Return each line containing the string "clusters".

• PROVIDED MATERIAL:
* START *

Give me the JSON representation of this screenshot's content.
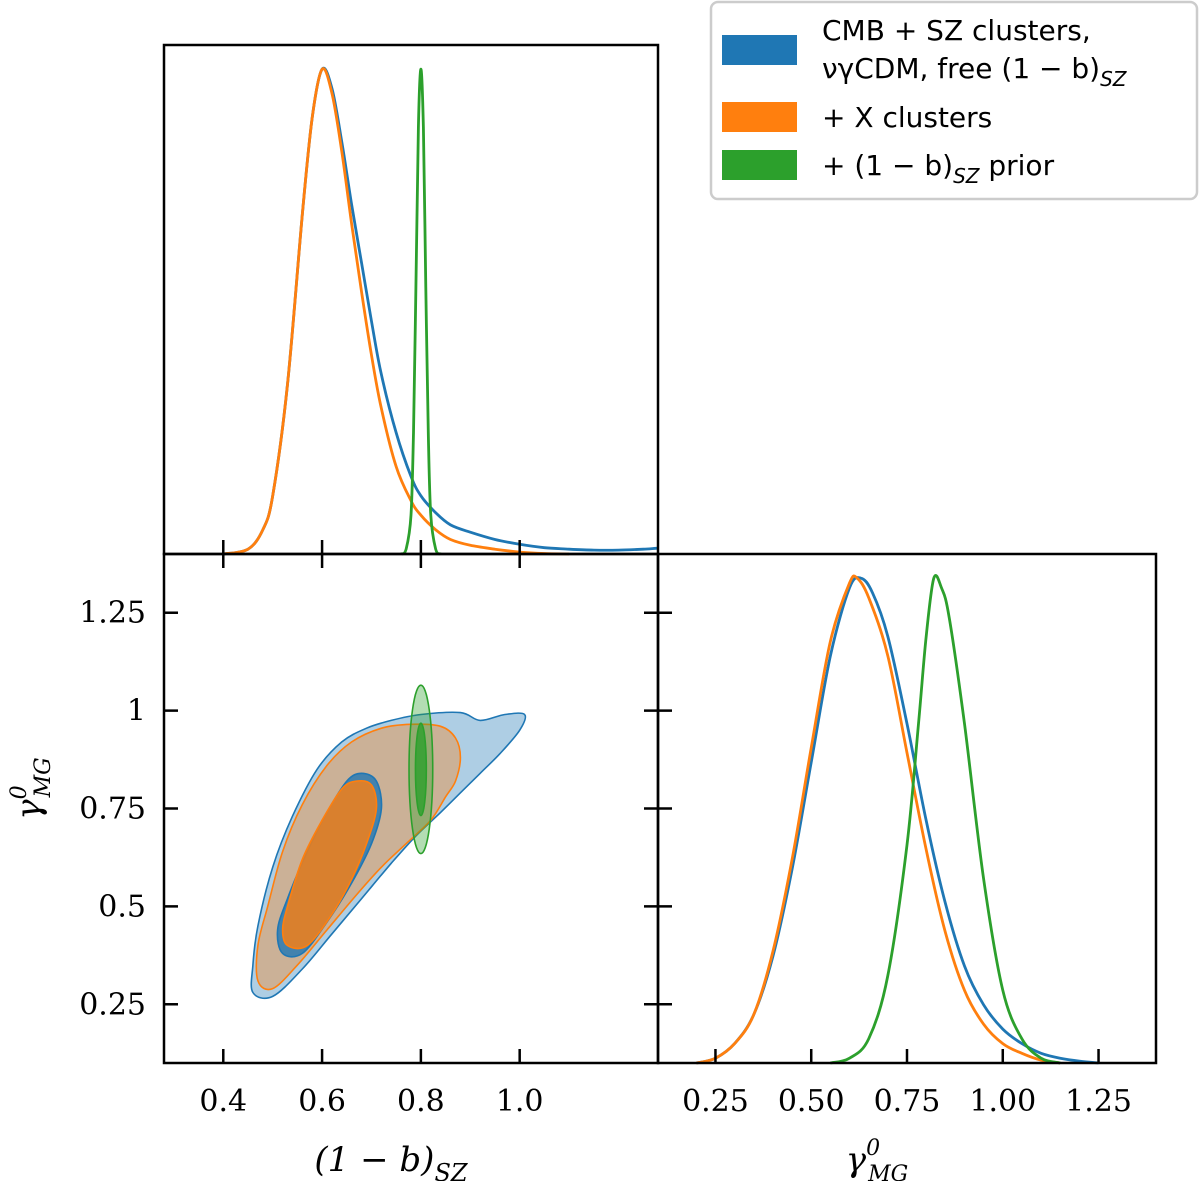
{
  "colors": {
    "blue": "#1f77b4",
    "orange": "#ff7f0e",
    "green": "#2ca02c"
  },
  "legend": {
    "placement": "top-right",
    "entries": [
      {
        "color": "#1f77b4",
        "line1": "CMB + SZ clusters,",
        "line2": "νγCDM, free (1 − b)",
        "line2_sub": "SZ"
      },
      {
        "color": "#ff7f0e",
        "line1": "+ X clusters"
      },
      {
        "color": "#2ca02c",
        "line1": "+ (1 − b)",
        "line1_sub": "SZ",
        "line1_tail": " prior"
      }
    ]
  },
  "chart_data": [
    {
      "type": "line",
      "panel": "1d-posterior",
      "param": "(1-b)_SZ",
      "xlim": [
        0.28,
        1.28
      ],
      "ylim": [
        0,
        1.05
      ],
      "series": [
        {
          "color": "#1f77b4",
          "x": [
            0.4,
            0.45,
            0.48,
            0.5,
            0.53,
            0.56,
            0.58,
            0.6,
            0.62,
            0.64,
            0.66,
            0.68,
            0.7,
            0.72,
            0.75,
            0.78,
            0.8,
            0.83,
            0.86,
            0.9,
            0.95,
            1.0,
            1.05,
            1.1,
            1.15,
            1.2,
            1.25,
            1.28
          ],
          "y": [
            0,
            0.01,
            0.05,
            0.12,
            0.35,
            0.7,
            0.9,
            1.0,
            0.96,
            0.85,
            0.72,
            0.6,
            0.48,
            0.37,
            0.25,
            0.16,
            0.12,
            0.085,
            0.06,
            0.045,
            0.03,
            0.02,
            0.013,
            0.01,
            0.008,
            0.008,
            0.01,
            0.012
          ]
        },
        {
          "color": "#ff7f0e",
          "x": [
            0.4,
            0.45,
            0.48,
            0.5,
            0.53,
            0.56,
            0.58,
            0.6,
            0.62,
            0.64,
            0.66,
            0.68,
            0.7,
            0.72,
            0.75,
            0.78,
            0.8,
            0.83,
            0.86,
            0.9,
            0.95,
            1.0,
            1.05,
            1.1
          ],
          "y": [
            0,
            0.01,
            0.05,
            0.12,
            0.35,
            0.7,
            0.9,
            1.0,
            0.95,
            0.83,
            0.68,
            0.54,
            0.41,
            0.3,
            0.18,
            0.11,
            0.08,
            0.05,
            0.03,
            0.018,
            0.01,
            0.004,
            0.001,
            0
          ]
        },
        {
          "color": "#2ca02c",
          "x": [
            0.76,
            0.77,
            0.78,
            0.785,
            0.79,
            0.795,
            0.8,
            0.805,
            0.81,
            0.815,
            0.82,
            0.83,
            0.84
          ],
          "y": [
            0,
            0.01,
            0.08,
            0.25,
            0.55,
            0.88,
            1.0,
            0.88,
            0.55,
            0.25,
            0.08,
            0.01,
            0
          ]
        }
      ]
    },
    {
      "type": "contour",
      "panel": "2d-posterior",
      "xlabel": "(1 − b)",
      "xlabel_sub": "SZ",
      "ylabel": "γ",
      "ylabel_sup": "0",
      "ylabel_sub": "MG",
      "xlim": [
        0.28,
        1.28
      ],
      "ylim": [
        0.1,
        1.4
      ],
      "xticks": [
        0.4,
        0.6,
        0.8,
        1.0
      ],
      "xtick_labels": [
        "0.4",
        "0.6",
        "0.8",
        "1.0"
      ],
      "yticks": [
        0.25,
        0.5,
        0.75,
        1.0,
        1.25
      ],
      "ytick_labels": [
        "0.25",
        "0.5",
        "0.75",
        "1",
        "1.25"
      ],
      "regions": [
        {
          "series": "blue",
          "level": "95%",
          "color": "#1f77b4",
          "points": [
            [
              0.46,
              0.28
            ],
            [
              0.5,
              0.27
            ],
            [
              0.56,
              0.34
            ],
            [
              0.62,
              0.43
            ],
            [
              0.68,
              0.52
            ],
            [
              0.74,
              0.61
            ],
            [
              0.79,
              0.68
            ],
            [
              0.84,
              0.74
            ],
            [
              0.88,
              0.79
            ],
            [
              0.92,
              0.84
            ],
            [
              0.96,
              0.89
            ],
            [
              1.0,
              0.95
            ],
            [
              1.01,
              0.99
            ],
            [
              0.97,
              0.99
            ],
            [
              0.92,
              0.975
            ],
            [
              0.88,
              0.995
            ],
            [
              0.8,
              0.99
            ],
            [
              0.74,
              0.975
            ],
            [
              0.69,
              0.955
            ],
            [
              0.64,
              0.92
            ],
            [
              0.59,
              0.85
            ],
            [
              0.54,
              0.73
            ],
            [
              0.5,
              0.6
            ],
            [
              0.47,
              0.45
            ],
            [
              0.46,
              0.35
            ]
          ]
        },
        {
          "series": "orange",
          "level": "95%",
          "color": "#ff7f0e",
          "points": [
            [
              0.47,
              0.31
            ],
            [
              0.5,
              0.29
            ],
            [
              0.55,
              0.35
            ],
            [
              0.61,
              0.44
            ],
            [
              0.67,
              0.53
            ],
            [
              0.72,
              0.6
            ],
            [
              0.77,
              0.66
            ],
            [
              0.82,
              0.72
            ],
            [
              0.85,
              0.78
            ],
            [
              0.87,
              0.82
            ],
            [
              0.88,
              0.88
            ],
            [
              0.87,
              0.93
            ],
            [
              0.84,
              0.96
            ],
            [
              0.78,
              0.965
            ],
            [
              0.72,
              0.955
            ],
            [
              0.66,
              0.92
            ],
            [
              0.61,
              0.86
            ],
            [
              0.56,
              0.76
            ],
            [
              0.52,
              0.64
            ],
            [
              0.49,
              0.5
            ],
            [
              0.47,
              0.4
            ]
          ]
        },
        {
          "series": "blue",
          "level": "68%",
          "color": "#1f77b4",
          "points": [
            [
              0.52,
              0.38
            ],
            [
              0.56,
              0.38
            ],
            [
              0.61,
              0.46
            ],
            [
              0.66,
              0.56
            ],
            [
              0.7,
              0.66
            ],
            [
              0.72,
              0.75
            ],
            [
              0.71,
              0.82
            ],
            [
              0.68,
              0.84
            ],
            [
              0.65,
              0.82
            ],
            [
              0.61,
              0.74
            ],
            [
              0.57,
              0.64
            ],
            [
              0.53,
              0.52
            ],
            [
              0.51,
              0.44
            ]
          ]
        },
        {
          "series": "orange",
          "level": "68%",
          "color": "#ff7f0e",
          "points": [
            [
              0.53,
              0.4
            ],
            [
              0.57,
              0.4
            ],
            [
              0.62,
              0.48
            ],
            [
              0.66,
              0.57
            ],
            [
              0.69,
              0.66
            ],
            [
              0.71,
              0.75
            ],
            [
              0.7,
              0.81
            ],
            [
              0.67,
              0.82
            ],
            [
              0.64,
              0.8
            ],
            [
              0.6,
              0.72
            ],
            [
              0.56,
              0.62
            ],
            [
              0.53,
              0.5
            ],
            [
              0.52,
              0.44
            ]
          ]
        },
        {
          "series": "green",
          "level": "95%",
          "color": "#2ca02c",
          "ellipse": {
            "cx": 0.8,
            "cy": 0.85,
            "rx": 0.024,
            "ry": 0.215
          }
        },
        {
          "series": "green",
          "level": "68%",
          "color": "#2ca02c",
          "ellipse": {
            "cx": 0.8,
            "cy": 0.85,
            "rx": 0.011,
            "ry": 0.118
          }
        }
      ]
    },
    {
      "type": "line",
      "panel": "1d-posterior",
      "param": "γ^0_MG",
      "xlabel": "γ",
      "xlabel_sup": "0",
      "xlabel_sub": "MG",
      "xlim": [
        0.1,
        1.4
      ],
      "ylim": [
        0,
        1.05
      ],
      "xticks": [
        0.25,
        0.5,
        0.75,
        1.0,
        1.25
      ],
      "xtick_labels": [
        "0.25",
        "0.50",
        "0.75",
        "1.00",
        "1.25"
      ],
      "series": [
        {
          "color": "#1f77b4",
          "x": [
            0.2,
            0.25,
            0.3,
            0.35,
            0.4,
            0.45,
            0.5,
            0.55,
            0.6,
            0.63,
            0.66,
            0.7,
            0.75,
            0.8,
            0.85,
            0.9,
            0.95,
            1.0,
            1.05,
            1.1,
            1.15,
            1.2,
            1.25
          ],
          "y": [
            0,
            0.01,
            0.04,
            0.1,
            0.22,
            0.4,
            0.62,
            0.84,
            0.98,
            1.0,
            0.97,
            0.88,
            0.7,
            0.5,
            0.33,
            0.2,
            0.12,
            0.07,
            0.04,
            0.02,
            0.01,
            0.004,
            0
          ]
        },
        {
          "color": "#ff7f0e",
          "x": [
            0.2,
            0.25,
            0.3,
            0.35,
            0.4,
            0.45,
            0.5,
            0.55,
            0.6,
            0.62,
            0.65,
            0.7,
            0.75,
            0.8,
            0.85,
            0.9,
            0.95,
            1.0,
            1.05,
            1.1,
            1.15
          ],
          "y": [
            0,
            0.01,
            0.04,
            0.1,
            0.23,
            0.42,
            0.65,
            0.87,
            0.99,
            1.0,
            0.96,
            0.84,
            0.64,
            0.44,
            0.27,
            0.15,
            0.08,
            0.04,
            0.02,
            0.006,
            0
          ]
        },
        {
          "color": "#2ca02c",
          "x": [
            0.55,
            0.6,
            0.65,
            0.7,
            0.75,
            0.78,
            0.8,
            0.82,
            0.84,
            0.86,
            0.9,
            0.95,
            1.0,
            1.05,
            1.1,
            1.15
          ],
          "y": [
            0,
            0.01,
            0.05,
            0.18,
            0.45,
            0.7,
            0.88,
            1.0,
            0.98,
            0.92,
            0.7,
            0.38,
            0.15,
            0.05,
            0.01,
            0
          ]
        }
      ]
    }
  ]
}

* END *

• FULL OUTPUT:
        "line1": "CMB + SZ clusters,",
        "line1": "+ X clusters"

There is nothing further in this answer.